Rewrite the records below with "Browser apps" in place of every occurrence of "Web browsers", keeping all other text unchanged.

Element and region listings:
********************

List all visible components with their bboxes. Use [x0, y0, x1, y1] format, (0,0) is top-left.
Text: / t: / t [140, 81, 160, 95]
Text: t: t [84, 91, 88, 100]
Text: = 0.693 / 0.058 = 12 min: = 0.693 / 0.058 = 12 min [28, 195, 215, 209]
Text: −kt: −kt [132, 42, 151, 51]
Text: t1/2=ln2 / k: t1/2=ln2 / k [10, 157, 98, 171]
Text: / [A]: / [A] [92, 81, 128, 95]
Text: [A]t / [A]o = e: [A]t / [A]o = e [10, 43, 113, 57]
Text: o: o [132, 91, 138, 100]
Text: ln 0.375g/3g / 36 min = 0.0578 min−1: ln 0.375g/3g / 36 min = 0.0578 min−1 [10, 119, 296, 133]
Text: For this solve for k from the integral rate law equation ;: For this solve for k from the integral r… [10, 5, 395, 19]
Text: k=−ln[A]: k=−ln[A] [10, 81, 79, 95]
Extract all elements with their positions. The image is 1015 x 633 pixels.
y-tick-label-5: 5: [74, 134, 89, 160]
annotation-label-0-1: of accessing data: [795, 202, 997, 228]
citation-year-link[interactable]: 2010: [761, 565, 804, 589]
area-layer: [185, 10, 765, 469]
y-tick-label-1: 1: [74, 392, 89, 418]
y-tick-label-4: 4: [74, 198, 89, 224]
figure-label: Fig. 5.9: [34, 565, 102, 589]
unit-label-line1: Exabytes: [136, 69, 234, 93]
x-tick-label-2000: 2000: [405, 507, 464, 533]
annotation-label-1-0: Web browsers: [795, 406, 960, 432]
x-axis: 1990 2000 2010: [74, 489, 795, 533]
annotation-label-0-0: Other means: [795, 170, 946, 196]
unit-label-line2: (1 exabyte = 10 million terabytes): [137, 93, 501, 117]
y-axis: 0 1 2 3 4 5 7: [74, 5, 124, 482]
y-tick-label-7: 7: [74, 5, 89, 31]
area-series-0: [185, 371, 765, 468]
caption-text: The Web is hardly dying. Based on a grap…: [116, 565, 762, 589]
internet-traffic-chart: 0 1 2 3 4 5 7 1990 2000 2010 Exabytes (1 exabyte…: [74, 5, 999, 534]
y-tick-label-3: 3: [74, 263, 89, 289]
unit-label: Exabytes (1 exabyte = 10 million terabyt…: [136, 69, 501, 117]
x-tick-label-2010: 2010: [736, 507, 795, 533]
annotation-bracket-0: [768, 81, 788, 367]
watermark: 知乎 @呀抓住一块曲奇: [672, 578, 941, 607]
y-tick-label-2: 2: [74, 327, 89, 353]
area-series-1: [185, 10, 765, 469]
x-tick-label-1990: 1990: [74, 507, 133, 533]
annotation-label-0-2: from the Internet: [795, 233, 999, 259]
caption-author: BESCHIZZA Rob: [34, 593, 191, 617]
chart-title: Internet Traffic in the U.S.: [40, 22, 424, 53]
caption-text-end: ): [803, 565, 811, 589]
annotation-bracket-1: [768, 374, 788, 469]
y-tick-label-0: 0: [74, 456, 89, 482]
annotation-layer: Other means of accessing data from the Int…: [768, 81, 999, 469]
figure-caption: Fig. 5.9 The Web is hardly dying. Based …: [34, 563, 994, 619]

********************

* RESULT FOR THIS TASK
List all visible components with their bboxes. Use [x0, y0, x1, y1] format, (0,0) is top-left.
Text: / t: / t [140, 81, 160, 95]
Text: t: t [84, 91, 88, 100]
Text: = 0.693 / 0.058 = 12 min: = 0.693 / 0.058 = 12 min [28, 195, 215, 209]
Text: −kt: −kt [132, 42, 151, 51]
Text: t1/2=ln2 / k: t1/2=ln2 / k [10, 157, 98, 171]
Text: / [A]: / [A] [92, 81, 128, 95]
Text: [A]t / [A]o = e: [A]t / [A]o = e [10, 43, 113, 57]
Text: o: o [132, 91, 138, 100]
Text: ln 0.375g/3g / 36 min = 0.0578 min−1: ln 0.375g/3g / 36 min = 0.0578 min−1 [10, 119, 296, 133]
Text: For this solve for k from the integral rate law equation ;: For this solve for k from the integral r… [10, 5, 395, 19]
Text: k=−ln[A]: k=−ln[A] [10, 81, 79, 95]
Extract all elements with their positions. The image is 1015 x 633 pixels.
y-tick-label-5: 5: [74, 134, 89, 160]
annotation-label-0-1: of accessing data: [795, 202, 997, 228]
citation-year-link[interactable]: 2010: [761, 565, 804, 589]
area-layer: [185, 10, 765, 469]
y-tick-label-1: 1: [74, 392, 89, 418]
y-tick-label-4: 4: [74, 198, 89, 224]
figure-label: Fig. 5.9: [34, 565, 102, 589]
unit-label-line1: Exabytes: [136, 69, 234, 93]
x-tick-label-2000: 2000: [405, 507, 464, 533]
annotation-label-1-0: Browser apps: [795, 406, 960, 432]
x-axis: 1990 2000 2010: [74, 489, 795, 533]
annotation-label-0-0: Other means: [795, 170, 946, 196]
unit-label-line2: (1 exabyte = 10 million terabytes): [137, 93, 501, 117]
y-axis: 0 1 2 3 4 5 7: [74, 5, 124, 482]
y-tick-label-7: 7: [74, 5, 89, 31]
area-series-0: [185, 371, 765, 468]
caption-text: The Web is hardly dying. Based on a grap…: [116, 565, 762, 589]
internet-traffic-chart: 0 1 2 3 4 5 7 1990 2000 2010 Exabytes (1 exabyte…: [74, 5, 999, 534]
y-tick-label-3: 3: [74, 263, 89, 289]
unit-label: Exabytes (1 exabyte = 10 million terabyt…: [136, 69, 501, 117]
x-tick-label-2010: 2010: [736, 507, 795, 533]
annotation-bracket-0: [768, 81, 788, 367]
watermark: 知乎 @呀抓住一块曲奇: [672, 578, 941, 607]
y-tick-label-2: 2: [74, 327, 89, 353]
area-series-1: [185, 10, 765, 469]
x-tick-label-1990: 1990: [74, 507, 133, 533]
annotation-label-0-2: from the Internet: [795, 233, 999, 259]
caption-author: BESCHIZZA Rob: [34, 593, 191, 617]
chart-title: Internet Traffic in the U.S.: [40, 22, 424, 53]
caption-text-end: ): [803, 565, 811, 589]
annotation-bracket-1: [768, 374, 788, 469]
y-tick-label-0: 0: [74, 456, 89, 482]
annotation-layer: Other means of accessing data from the Int…: [768, 81, 999, 469]
figure-caption: Fig. 5.9 The Web is hardly dying. Based …: [34, 563, 994, 619]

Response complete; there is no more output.